-- start Task input --
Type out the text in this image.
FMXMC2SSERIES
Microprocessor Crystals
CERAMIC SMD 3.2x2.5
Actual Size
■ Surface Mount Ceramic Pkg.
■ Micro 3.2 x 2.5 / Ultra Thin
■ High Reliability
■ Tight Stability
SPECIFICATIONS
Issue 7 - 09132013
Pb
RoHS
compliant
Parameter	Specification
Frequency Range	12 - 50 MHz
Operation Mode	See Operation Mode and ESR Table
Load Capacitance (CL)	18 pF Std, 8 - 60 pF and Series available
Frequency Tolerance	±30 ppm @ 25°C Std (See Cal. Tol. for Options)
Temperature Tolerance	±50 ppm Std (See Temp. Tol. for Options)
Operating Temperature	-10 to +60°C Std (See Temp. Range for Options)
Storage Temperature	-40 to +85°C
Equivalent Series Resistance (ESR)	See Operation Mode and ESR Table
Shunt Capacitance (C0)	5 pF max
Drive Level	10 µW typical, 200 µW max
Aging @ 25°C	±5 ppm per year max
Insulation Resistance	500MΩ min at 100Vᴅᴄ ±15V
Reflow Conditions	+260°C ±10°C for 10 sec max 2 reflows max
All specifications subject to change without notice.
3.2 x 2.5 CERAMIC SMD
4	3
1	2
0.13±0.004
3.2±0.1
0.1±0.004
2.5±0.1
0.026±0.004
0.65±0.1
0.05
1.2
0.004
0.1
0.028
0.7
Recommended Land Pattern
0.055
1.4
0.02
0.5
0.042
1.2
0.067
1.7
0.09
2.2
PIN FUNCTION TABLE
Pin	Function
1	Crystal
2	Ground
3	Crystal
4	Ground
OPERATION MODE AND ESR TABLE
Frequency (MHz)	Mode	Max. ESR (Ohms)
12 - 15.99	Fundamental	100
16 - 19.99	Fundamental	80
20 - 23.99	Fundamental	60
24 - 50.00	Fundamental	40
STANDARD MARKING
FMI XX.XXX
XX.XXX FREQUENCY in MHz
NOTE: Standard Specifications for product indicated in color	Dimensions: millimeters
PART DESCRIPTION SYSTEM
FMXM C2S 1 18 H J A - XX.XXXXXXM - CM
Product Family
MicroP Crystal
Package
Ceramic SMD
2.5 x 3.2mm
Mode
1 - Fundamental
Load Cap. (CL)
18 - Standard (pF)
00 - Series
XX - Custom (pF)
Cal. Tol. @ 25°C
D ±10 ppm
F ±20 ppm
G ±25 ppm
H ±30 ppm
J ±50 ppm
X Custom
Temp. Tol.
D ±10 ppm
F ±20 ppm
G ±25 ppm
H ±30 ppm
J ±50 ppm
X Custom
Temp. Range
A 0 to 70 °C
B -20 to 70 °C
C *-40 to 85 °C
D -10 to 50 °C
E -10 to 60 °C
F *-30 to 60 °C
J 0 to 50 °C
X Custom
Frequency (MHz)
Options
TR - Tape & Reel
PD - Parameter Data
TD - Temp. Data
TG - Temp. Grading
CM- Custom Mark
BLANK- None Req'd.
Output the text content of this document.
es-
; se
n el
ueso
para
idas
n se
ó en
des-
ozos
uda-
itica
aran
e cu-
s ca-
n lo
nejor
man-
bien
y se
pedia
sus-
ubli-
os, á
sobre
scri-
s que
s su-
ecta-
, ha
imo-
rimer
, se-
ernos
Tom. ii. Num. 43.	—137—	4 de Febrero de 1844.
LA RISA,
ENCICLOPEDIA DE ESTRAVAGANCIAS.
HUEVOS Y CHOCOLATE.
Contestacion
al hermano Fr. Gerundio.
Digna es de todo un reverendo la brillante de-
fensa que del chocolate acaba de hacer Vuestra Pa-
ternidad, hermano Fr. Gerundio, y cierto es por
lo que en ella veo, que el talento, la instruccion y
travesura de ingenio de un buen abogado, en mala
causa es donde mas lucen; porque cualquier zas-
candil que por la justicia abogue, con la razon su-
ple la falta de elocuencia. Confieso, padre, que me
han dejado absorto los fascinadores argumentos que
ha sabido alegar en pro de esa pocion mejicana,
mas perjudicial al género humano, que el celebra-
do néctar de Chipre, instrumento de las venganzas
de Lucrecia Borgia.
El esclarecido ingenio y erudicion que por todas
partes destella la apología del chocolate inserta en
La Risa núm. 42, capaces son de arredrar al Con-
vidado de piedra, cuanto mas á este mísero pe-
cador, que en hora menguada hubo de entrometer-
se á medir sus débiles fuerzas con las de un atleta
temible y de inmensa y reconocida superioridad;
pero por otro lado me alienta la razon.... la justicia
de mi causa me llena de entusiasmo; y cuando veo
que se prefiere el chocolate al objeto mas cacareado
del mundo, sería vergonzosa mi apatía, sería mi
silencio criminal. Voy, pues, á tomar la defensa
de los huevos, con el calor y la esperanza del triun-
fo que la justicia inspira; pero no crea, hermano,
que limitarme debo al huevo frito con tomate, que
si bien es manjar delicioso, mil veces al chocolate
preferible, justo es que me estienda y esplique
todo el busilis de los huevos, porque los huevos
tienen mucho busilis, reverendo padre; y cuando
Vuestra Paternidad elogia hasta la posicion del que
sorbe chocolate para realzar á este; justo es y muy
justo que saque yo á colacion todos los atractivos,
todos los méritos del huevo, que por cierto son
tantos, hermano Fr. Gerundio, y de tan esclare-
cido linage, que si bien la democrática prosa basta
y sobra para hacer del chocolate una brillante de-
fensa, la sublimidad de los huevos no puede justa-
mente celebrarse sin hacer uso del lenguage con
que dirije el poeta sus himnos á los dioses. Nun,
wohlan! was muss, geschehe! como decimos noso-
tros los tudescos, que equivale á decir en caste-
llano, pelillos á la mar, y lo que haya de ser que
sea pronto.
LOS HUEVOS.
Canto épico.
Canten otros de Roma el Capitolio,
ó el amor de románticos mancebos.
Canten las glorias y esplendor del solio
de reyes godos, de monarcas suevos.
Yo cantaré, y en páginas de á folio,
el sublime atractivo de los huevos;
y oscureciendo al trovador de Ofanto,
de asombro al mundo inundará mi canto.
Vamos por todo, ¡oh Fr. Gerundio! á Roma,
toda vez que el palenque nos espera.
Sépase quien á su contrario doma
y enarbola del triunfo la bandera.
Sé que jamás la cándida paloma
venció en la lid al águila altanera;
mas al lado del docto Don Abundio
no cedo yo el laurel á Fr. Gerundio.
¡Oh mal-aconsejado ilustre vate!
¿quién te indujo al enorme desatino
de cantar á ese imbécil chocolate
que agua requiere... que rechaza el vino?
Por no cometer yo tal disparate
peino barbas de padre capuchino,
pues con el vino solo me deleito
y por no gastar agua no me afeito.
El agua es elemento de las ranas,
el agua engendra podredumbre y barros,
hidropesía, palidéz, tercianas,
-- end Task input --
→ **Task instructions**
From the data above, copy each line that holds "cierto".

→ **In response**
ternidad, hermano Fr. Gerundio, y cierto es por
todos los méritos del huevo, que por cierto son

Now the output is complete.